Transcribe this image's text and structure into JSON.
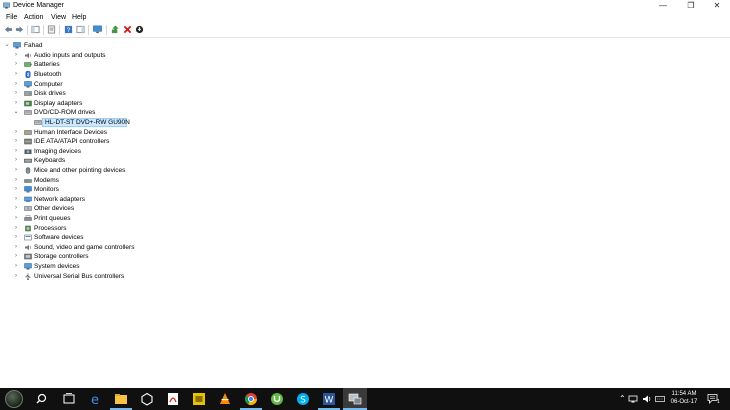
{
  "window": {
    "title": "Device Manager",
    "controls": {
      "minimize": "—",
      "maximize": "❐",
      "close": "✕"
    }
  },
  "menu": [
    "File",
    "Action",
    "View",
    "Help"
  ],
  "toolbar": [
    "back-icon",
    "forward-icon",
    "show-hide-console-tree-icon",
    "properties-icon",
    "help-icon",
    "action-pane-icon",
    "monitor-icon",
    "update-driver-icon",
    "uninstall-icon",
    "disable-device-icon"
  ],
  "tree": {
    "root": "Fahad",
    "categories": [
      {
        "label": "Audio inputs and outputs",
        "icon": "speaker-icon"
      },
      {
        "label": "Batteries",
        "icon": "battery-icon"
      },
      {
        "label": "Bluetooth",
        "icon": "bluetooth-icon"
      },
      {
        "label": "Computer",
        "icon": "computer-icon"
      },
      {
        "label": "Disk drives",
        "icon": "disk-drive-icon"
      },
      {
        "label": "Display adapters",
        "icon": "display-adapter-icon"
      },
      {
        "label": "DVD/CD-ROM drives",
        "icon": "dvd-drive-icon",
        "expanded": true,
        "children": [
          {
            "label": "HL-DT-ST DVD+-RW GU90N",
            "selected": true
          }
        ]
      },
      {
        "label": "Human Interface Devices",
        "icon": "hid-icon"
      },
      {
        "label": "IDE ATA/ATAPI controllers",
        "icon": "ide-controller-icon"
      },
      {
        "label": "Imaging devices",
        "icon": "camera-icon"
      },
      {
        "label": "Keyboards",
        "icon": "keyboard-icon"
      },
      {
        "label": "Mice and other pointing devices",
        "icon": "mouse-icon"
      },
      {
        "label": "Modems",
        "icon": "modem-icon"
      },
      {
        "label": "Monitors",
        "icon": "monitor-icon"
      },
      {
        "label": "Network adapters",
        "icon": "network-adapter-icon"
      },
      {
        "label": "Other devices",
        "icon": "other-devices-icon"
      },
      {
        "label": "Print queues",
        "icon": "printer-icon"
      },
      {
        "label": "Processors",
        "icon": "processor-icon"
      },
      {
        "label": "Software devices",
        "icon": "software-device-icon"
      },
      {
        "label": "Sound, video and game controllers",
        "icon": "sound-controller-icon"
      },
      {
        "label": "Storage controllers",
        "icon": "storage-controller-icon"
      },
      {
        "label": "System devices",
        "icon": "system-devices-icon"
      },
      {
        "label": "Universal Serial Bus controllers",
        "icon": "usb-icon"
      }
    ]
  },
  "taskbar": {
    "apps": [
      "search-icon",
      "task-view-icon",
      "edge-icon",
      "file-explorer-icon",
      "unity-icon",
      "adobe-reader-icon",
      "media-app-icon",
      "vlc-icon",
      "chrome-icon",
      "utorrent-icon",
      "skype-icon",
      "word-icon",
      "device-manager-icon"
    ],
    "clock": {
      "time": "11:54 AM",
      "date": "06-Oct-17"
    },
    "tray": [
      "show-hidden-icons-icon",
      "network-icon",
      "volume-icon",
      "keyboard-language-icon",
      "notifications-icon"
    ],
    "notification_count": "1"
  },
  "colors": {
    "selection": "#cce8ff",
    "taskbar": "#101010",
    "accent": "#76b9ed"
  }
}
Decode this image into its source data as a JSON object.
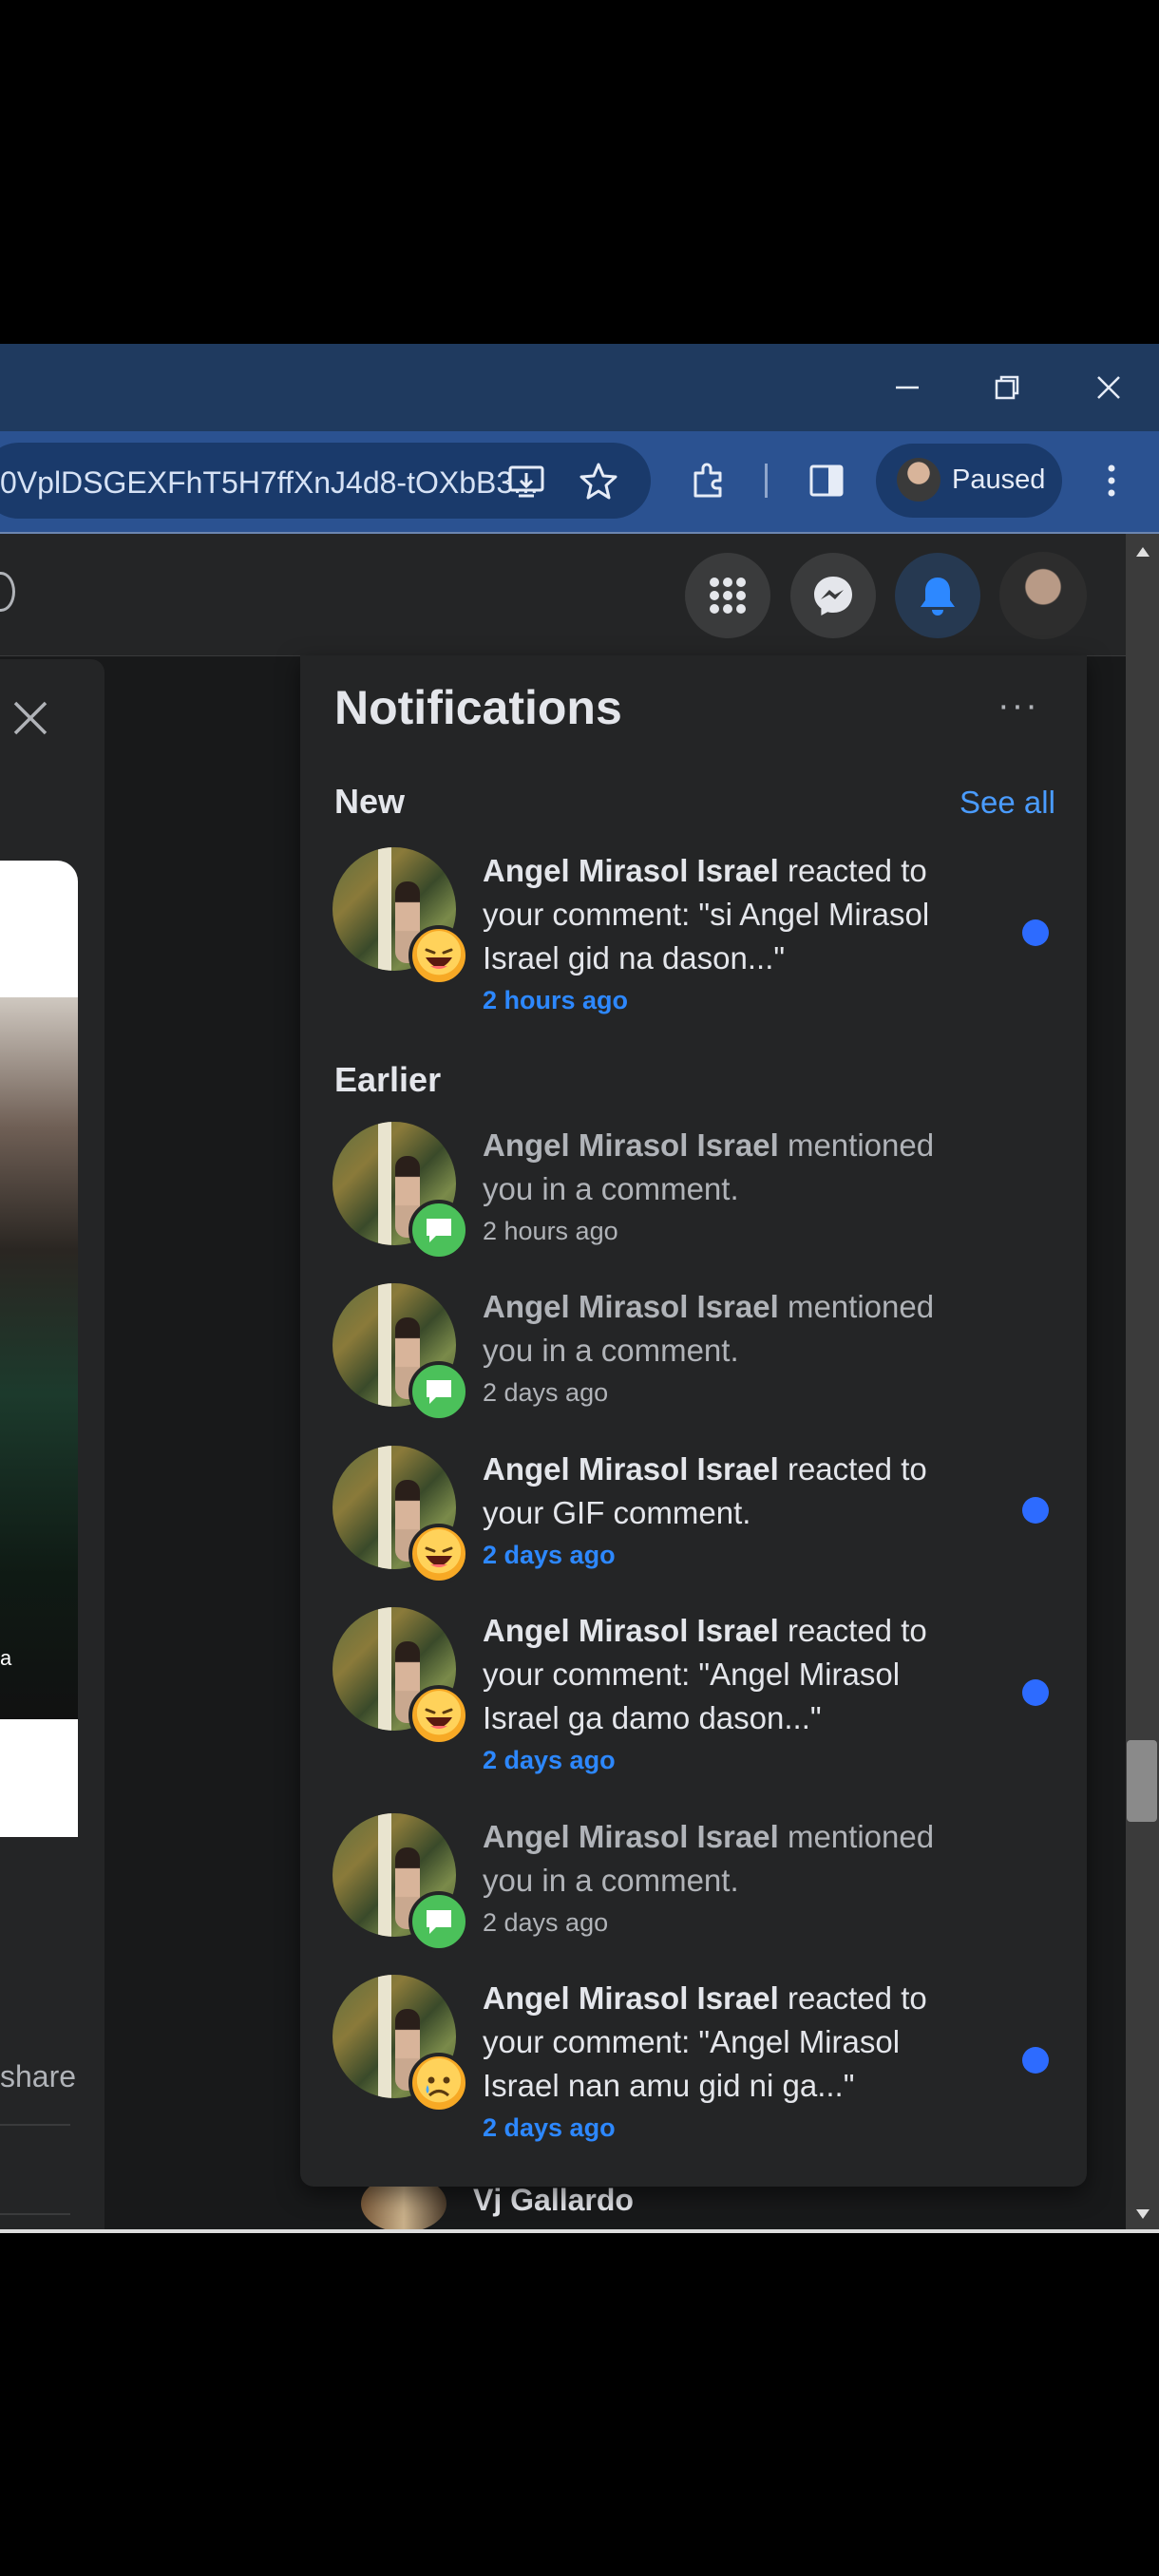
{
  "browser": {
    "url_text": "0VplDSGEXFhT5H7ffXnJ4d8-tOXbB3...",
    "profile_status": "Paused"
  },
  "notifications": {
    "title": "Notifications",
    "more_label": "···",
    "new_heading": "New",
    "see_all": "See all",
    "earlier_heading": "Earlier",
    "new_items": [
      {
        "name": "Angel Mirasol Israel",
        "action": " reacted to your comment: \"si Angel Mirasol Israel gid na dason...\"",
        "time": "2 hours ago",
        "badge": "haha-reaction",
        "unread": true
      }
    ],
    "earlier_items": [
      {
        "name": "Angel Mirasol Israel",
        "action": " mentioned you in a comment.",
        "time": "2 hours ago",
        "badge": "comment",
        "unread": false
      },
      {
        "name": "Angel Mirasol Israel",
        "action": " mentioned you in a comment.",
        "time": "2 days ago",
        "badge": "comment",
        "unread": false
      },
      {
        "name": "Angel Mirasol Israel",
        "action": " reacted to your GIF comment.",
        "time": "2 days ago",
        "badge": "haha-reaction",
        "unread": true
      },
      {
        "name": "Angel Mirasol Israel",
        "action": " reacted to your comment: \"Angel Mirasol Israel ga damo dason...\"",
        "time": "2 days ago",
        "badge": "haha-reaction",
        "unread": true
      },
      {
        "name": "Angel Mirasol Israel",
        "action": " mentioned you in a comment.",
        "time": "2 days ago",
        "badge": "comment",
        "unread": false
      },
      {
        "name": "Angel Mirasol Israel",
        "action": " reacted to your comment: \"Angel Mirasol Israel nan amu gid ni ga...\"",
        "time": "2 days ago",
        "badge": "sad-reaction",
        "unread": true
      }
    ]
  },
  "background": {
    "share_label": "share",
    "contact_name": "Vj Gallardo",
    "post_caption_fragment": "a"
  },
  "colors": {
    "accent_blue": "#2d88ff",
    "unread_dot": "#2d6bff",
    "panel_bg": "#242526",
    "chrome_toolbar": "#2b5291"
  }
}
-------
### SHORT PROBLEM
Copy every entry word for word, but omit the pictures.

### RESPONSE TO THIS EXERCISE
Transcribe this image's text and structure into JSON.
{
  "window": {
    "title": "Device Manager",
    "controls": {
      "minimize": "—",
      "maximize": "❐",
      "close": "✕"
    }
  },
  "menu": [
    "File",
    "Action",
    "View",
    "Help"
  ],
  "toolbar": [
    "back-icon",
    "forward-icon",
    "show-hide-console-tree-icon",
    "properties-icon",
    "help-icon",
    "action-pane-icon",
    "monitor-icon",
    "update-driver-icon",
    "uninstall-icon",
    "disable-device-icon"
  ],
  "tree": {
    "root": "Fahad",
    "categories": [
      {
        "label": "Audio inputs and outputs",
        "icon": "speaker-icon"
      },
      {
        "label": "Batteries",
        "icon": "battery-icon"
      },
      {
        "label": "Bluetooth",
        "icon": "bluetooth-icon"
      },
      {
        "label": "Computer",
        "icon": "computer-icon"
      },
      {
        "label": "Disk drives",
        "icon": "disk-drive-icon"
      },
      {
        "label": "Display adapters",
        "icon": "display-adapter-icon"
      },
      {
        "label": "DVD/CD-ROM drives",
        "icon": "dvd-drive-icon",
        "expanded": true,
        "children": [
          {
            "label": "HL-DT-ST DVD+-RW GU90N",
            "selected": true
          }
        ]
      },
      {
        "label": "Human Interface Devices",
        "icon": "hid-icon"
      },
      {
        "label": "IDE ATA/ATAPI controllers",
        "icon": "ide-controller-icon"
      },
      {
        "label": "Imaging devices",
        "icon": "camera-icon"
      },
      {
        "label": "Keyboards",
        "icon": "keyboard-icon"
      },
      {
        "label": "Mice and other pointing devices",
        "icon": "mouse-icon"
      },
      {
        "label": "Modems",
        "icon": "modem-icon"
      },
      {
        "label": "Monitors",
        "icon": "monitor-icon"
      },
      {
        "label": "Network adapters",
        "icon": "network-adapter-icon"
      },
      {
        "label": "Other devices",
        "icon": "other-devices-icon"
      },
      {
        "label": "Print queues",
        "icon": "printer-icon"
      },
      {
        "label": "Processors",
        "icon": "processor-icon"
      },
      {
        "label": "Software devices",
        "icon": "software-device-icon"
      },
      {
        "label": "Sound, video and game controllers",
        "icon": "sound-controller-icon"
      },
      {
        "label": "Storage controllers",
        "icon": "storage-controller-icon"
      },
      {
        "label": "System devices",
        "icon": "system-devices-icon"
      },
      {
        "label": "Universal Serial Bus controllers",
        "icon": "usb-icon"
      }
    ]
  },
  "taskbar": {
    "apps": [
      "search-icon",
      "task-view-icon",
      "edge-icon",
      "file-explorer-icon",
      "unity-icon",
      "adobe-reader-icon",
      "media-app-icon",
      "vlc-icon",
      "chrome-icon",
      "utorrent-icon",
      "skype-icon",
      "word-icon",
      "device-manager-icon"
    ],
    "clock": {
      "time": "11:54 AM",
      "date": "06-Oct-17"
    },
    "tray": [
      "show-hidden-icons-icon",
      "network-icon",
      "volume-icon",
      "keyboard-language-icon",
      "notifications-icon"
    ],
    "notification_count": "1"
  },
  "colors": {
    "selection": "#cce8ff",
    "taskbar": "#101010",
    "accent": "#76b9ed"
  }
}
Decode this image into its source data as a JSON object.
{
  "browser": {
    "url_text": "0VplDSGEXFhT5H7ffXnJ4d8-tOXbB3...",
    "profile_status": "Paused"
  },
  "notifications": {
    "title": "Notifications",
    "more_label": "···",
    "new_heading": "New",
    "see_all": "See all",
    "earlier_heading": "Earlier",
    "new_items": [
      {
        "name": "Angel Mirasol Israel",
        "action": " reacted to your comment: \"si Angel Mirasol Israel gid na dason...\"",
        "time": "2 hours ago",
        "badge": "haha-reaction",
        "unread": true
      }
    ],
    "earlier_items": [
      {
        "name": "Angel Mirasol Israel",
        "action": " mentioned you in a comment.",
        "time": "2 hours ago",
        "badge": "comment",
        "unread": false
      },
      {
        "name": "Angel Mirasol Israel",
        "action": " mentioned you in a comment.",
        "time": "2 days ago",
        "badge": "comment",
        "unread": false
      },
      {
        "name": "Angel Mirasol Israel",
        "action": " reacted to your GIF comment.",
        "time": "2 days ago",
        "badge": "haha-reaction",
        "unread": true
      },
      {
        "name": "Angel Mirasol Israel",
        "action": " reacted to your comment: \"Angel Mirasol Israel ga damo dason...\"",
        "time": "2 days ago",
        "badge": "haha-reaction",
        "unread": true
      },
      {
        "name": "Angel Mirasol Israel",
        "action": " mentioned you in a comment.",
        "time": "2 days ago",
        "badge": "comment",
        "unread": false
      },
      {
        "name": "Angel Mirasol Israel",
        "action": " reacted to your comment: \"Angel Mirasol Israel nan amu gid ni ga...\"",
        "time": "2 days ago",
        "badge": "sad-reaction",
        "unread": true
      }
    ]
  },
  "background": {
    "share_label": "share",
    "contact_name": "Vj Gallardo",
    "post_caption_fragment": "a"
  },
  "colors": {
    "accent_blue": "#2d88ff",
    "unread_dot": "#2d6bff",
    "panel_bg": "#242526",
    "chrome_toolbar": "#2b5291"
  }
}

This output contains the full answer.